Task details: From the entries below, gather every line containing the string "marketing".

+++ Data provided +++

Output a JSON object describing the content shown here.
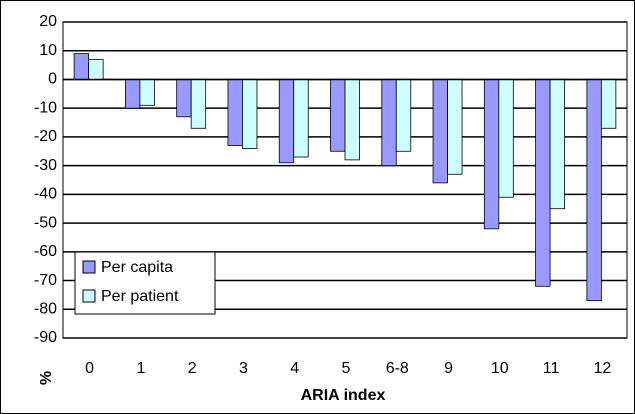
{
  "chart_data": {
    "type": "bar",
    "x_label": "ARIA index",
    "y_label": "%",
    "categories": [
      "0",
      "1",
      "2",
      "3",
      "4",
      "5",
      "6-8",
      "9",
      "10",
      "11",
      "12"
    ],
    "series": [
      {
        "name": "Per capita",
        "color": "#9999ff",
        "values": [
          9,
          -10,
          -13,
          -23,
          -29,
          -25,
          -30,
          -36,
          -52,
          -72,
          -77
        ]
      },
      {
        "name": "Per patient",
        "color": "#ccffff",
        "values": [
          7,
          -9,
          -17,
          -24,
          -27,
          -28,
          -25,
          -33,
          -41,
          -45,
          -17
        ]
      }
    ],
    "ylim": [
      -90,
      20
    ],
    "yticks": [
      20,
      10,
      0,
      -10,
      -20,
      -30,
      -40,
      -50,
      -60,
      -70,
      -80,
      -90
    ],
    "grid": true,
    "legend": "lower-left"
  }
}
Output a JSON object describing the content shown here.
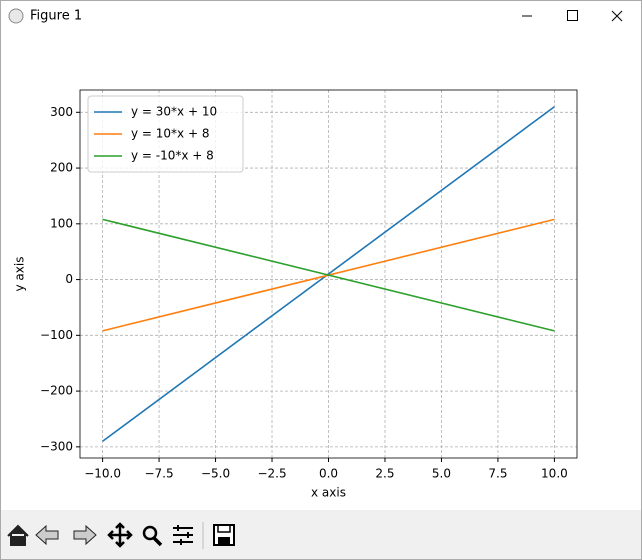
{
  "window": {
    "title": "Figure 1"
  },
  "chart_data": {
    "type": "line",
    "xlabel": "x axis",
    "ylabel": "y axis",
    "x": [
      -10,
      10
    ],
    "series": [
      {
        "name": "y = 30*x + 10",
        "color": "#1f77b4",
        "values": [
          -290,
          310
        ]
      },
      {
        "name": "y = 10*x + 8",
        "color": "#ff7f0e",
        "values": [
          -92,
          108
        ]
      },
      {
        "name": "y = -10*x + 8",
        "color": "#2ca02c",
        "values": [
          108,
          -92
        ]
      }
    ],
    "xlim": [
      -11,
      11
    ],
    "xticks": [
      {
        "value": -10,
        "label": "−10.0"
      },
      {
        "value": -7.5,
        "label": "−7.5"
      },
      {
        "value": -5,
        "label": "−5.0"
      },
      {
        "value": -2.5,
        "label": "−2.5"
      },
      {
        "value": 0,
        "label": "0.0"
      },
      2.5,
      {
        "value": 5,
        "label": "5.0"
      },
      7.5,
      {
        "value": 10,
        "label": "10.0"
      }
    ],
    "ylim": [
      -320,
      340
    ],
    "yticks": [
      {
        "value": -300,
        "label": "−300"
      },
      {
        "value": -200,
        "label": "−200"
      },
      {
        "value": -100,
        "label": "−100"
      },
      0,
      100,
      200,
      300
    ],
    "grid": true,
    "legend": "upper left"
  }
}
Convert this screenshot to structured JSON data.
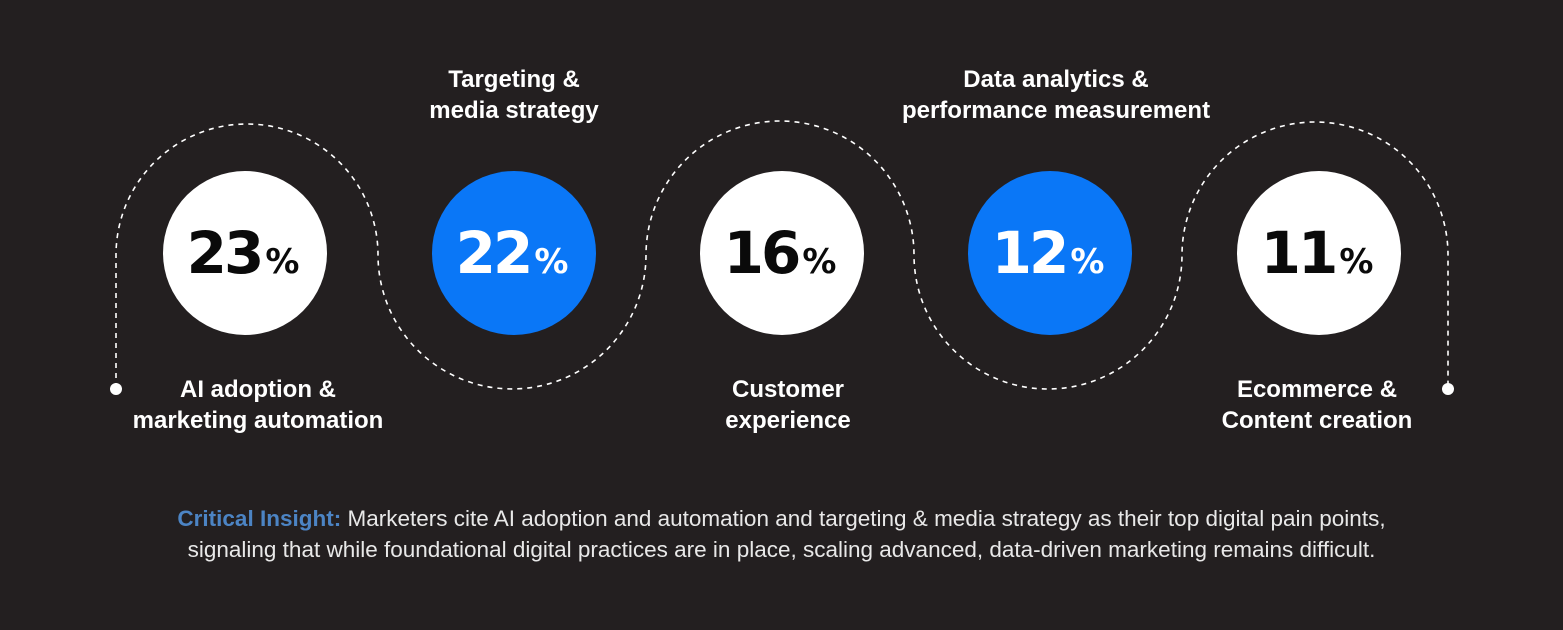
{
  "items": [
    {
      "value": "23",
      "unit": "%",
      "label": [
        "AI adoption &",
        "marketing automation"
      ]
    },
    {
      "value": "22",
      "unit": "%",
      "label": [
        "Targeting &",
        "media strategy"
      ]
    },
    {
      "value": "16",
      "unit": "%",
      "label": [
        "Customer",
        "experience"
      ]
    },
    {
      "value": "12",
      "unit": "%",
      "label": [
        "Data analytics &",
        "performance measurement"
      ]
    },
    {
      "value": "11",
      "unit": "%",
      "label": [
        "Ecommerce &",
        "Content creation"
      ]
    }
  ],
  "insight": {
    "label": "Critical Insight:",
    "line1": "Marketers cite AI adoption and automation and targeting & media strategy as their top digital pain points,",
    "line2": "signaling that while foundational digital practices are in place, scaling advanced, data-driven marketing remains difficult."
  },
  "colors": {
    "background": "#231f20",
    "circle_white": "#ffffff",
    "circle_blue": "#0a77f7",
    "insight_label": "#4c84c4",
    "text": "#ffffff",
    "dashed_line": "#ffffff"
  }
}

+++
+++ Data provided +++

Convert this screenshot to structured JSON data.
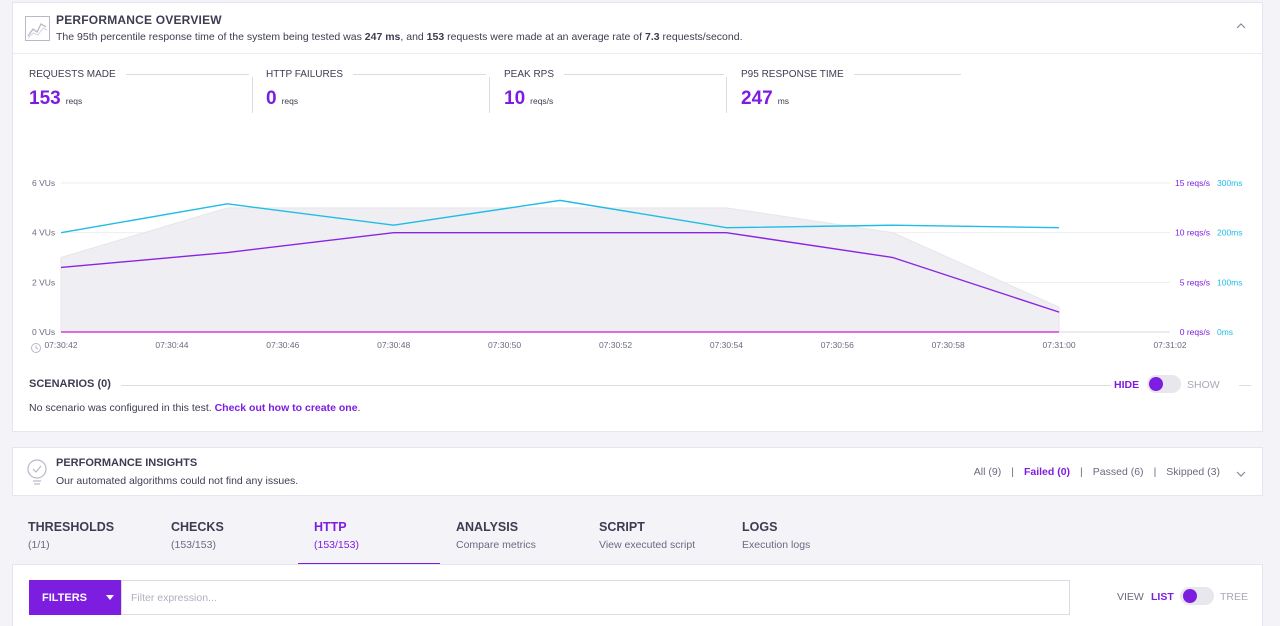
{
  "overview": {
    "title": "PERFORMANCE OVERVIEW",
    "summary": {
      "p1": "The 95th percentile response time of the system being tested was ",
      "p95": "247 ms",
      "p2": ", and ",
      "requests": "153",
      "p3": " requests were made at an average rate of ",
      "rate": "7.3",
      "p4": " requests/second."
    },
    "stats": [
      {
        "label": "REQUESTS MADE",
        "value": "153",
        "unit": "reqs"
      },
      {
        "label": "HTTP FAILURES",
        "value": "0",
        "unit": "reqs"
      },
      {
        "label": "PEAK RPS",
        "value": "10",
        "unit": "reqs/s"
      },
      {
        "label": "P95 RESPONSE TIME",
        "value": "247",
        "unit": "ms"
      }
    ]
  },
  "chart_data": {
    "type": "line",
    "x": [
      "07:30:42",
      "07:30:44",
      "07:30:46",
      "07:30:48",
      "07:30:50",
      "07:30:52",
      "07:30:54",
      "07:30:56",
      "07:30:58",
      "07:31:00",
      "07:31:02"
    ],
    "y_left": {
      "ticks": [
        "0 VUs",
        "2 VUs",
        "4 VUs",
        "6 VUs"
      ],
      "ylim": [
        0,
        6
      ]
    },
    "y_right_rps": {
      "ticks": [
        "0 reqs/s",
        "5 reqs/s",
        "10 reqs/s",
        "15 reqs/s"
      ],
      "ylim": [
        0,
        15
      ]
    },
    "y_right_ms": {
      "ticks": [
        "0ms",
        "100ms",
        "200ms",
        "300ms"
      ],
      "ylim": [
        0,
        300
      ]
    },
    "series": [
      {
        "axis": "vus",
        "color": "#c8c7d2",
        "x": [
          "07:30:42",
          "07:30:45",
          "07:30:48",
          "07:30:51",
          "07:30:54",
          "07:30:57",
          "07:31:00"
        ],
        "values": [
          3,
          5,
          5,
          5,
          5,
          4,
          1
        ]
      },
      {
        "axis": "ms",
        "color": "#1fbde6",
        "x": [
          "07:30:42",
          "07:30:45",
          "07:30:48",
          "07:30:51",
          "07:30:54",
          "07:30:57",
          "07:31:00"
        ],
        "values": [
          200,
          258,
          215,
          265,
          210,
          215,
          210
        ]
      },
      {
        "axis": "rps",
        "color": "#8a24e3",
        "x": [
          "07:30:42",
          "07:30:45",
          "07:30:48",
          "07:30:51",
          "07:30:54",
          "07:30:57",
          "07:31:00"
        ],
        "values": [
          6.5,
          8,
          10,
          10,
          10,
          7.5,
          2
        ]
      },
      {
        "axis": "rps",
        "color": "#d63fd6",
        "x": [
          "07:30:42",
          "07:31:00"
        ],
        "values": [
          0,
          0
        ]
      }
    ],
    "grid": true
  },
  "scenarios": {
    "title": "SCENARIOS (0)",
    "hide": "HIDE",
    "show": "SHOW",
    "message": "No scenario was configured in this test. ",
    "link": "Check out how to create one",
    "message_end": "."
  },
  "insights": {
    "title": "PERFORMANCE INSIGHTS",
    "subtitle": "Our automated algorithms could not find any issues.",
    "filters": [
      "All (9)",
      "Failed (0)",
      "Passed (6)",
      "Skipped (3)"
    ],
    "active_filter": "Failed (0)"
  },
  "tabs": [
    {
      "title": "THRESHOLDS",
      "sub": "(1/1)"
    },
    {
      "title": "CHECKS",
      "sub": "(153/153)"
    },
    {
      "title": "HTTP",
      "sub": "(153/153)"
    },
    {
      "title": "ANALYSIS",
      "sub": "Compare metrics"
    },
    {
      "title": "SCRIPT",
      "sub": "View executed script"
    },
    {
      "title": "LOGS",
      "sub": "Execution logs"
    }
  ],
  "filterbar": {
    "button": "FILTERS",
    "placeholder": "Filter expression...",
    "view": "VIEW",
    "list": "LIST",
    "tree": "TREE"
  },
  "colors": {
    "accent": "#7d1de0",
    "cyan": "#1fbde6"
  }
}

+++
+++ Data provided +++

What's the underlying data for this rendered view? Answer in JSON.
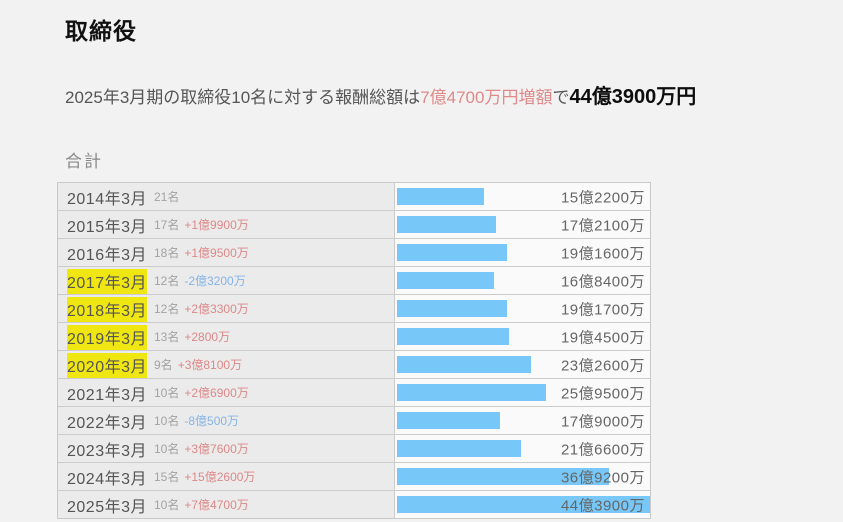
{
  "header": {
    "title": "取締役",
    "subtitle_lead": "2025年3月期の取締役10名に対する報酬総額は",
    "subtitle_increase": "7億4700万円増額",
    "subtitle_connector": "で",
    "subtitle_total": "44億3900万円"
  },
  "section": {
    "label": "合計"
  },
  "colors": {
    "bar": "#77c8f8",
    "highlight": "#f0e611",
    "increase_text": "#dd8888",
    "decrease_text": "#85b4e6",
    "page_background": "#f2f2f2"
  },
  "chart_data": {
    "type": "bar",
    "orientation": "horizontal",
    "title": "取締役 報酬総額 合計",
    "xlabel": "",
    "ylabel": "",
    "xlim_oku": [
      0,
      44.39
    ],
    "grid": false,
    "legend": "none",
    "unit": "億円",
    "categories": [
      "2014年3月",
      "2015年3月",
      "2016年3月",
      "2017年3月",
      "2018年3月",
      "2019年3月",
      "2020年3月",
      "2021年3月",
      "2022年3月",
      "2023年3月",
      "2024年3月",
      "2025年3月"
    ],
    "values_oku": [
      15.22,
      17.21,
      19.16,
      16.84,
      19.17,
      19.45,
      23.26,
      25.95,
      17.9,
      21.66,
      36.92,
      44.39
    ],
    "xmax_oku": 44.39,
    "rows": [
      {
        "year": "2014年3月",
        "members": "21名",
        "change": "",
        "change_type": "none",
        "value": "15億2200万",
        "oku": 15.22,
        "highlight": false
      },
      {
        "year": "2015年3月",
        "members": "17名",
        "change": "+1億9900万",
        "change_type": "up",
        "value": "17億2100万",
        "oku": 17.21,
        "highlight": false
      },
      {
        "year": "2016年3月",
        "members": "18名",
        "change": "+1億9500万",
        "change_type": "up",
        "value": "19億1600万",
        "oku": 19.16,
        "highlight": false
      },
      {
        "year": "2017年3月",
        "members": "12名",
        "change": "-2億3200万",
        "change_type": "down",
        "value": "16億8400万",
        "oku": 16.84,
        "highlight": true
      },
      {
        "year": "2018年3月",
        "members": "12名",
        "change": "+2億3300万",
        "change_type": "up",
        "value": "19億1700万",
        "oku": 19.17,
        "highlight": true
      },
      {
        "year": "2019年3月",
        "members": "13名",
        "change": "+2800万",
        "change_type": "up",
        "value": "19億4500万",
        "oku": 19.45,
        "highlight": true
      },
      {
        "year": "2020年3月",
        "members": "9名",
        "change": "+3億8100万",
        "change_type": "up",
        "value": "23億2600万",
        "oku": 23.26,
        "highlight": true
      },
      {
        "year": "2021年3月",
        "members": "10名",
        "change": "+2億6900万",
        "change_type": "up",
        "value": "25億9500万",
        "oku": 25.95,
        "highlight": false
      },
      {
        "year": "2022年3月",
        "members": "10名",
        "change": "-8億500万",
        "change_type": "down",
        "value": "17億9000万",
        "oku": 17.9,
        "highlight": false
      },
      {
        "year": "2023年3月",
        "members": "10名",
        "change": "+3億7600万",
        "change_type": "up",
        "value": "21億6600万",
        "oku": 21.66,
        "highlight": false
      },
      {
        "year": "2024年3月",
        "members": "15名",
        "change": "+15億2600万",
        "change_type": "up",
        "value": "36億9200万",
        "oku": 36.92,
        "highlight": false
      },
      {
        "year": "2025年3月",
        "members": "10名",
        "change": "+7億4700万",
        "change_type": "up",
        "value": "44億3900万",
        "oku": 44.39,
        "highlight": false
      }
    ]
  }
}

+++

Reply:
        "marketing automation"
    "line2": "signaling that while foundational digital practices are in place, scaling advanced, data-driven marketing remains difficult."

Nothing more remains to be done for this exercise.